▶ [THE DATA]
-=-=-=-=-

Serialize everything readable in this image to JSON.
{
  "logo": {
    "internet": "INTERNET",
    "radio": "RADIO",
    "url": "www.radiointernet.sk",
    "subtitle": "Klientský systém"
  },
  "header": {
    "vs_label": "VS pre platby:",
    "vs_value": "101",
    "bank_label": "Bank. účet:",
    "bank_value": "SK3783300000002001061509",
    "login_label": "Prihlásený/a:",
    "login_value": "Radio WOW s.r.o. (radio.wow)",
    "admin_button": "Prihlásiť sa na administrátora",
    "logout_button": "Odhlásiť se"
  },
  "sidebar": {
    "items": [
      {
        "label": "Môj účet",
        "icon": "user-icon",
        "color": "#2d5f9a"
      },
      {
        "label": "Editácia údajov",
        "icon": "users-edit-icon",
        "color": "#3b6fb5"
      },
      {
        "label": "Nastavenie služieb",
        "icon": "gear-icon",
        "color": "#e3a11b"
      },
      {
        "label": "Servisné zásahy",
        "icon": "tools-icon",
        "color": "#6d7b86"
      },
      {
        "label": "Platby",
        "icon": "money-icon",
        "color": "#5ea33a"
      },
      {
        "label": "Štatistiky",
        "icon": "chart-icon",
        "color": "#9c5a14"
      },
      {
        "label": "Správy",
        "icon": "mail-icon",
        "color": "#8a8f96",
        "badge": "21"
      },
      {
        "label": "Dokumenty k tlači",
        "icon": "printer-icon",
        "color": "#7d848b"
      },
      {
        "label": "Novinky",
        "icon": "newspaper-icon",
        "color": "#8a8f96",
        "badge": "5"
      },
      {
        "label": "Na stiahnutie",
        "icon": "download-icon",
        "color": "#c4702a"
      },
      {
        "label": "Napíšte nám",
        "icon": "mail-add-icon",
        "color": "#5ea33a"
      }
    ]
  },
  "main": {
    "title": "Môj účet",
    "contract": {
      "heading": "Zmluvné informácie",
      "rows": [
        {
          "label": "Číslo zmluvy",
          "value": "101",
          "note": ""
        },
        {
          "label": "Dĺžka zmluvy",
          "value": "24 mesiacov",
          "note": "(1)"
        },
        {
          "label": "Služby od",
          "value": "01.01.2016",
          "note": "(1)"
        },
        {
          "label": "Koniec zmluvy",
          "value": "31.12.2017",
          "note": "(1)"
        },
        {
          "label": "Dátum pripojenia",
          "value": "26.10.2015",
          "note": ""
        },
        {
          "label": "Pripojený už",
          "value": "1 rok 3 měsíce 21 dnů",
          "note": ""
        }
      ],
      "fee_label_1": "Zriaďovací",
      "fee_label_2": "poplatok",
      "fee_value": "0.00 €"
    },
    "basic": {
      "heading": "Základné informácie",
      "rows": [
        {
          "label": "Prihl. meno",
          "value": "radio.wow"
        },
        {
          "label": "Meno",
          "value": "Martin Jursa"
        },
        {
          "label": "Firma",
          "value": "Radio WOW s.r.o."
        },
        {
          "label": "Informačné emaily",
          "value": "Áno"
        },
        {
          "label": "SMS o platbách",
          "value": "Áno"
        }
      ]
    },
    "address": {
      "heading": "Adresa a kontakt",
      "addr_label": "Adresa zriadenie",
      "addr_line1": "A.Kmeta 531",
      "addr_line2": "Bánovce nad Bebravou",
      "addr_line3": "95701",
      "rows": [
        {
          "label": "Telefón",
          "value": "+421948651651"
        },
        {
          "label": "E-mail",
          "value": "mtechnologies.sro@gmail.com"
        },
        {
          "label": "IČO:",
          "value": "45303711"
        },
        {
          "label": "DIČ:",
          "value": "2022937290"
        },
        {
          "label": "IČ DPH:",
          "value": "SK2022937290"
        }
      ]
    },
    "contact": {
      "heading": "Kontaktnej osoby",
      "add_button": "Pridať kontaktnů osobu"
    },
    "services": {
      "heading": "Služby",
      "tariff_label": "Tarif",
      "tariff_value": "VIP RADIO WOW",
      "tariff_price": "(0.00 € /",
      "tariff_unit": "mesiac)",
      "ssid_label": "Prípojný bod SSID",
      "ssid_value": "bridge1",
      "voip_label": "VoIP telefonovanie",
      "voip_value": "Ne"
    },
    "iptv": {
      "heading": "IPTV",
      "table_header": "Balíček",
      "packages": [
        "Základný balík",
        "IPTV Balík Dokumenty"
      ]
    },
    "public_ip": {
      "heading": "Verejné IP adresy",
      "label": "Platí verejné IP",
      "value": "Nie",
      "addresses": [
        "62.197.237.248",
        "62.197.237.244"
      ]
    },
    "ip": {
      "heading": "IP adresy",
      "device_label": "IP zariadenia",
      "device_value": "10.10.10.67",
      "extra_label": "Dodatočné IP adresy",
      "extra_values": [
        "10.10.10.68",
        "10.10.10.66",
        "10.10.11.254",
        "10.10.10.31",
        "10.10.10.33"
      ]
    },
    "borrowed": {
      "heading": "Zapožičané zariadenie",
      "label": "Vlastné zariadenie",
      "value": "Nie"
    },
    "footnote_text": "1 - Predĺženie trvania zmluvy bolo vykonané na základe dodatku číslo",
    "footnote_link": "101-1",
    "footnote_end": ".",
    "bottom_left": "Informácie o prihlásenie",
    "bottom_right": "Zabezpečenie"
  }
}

-=-=-=-=-

▶ [GOAL]
Where a line holds "zmluvy", copy that line.

▶ [TASK RESPONSE]
          "label": "Číslo zmluvy",
          "label": "Dĺžka zmluvy",
          "label": "Koniec zmluvy",
    "footnote_text": "1 - Predĺženie trvania zmluvy bolo vykonané na základe dodatku číslo",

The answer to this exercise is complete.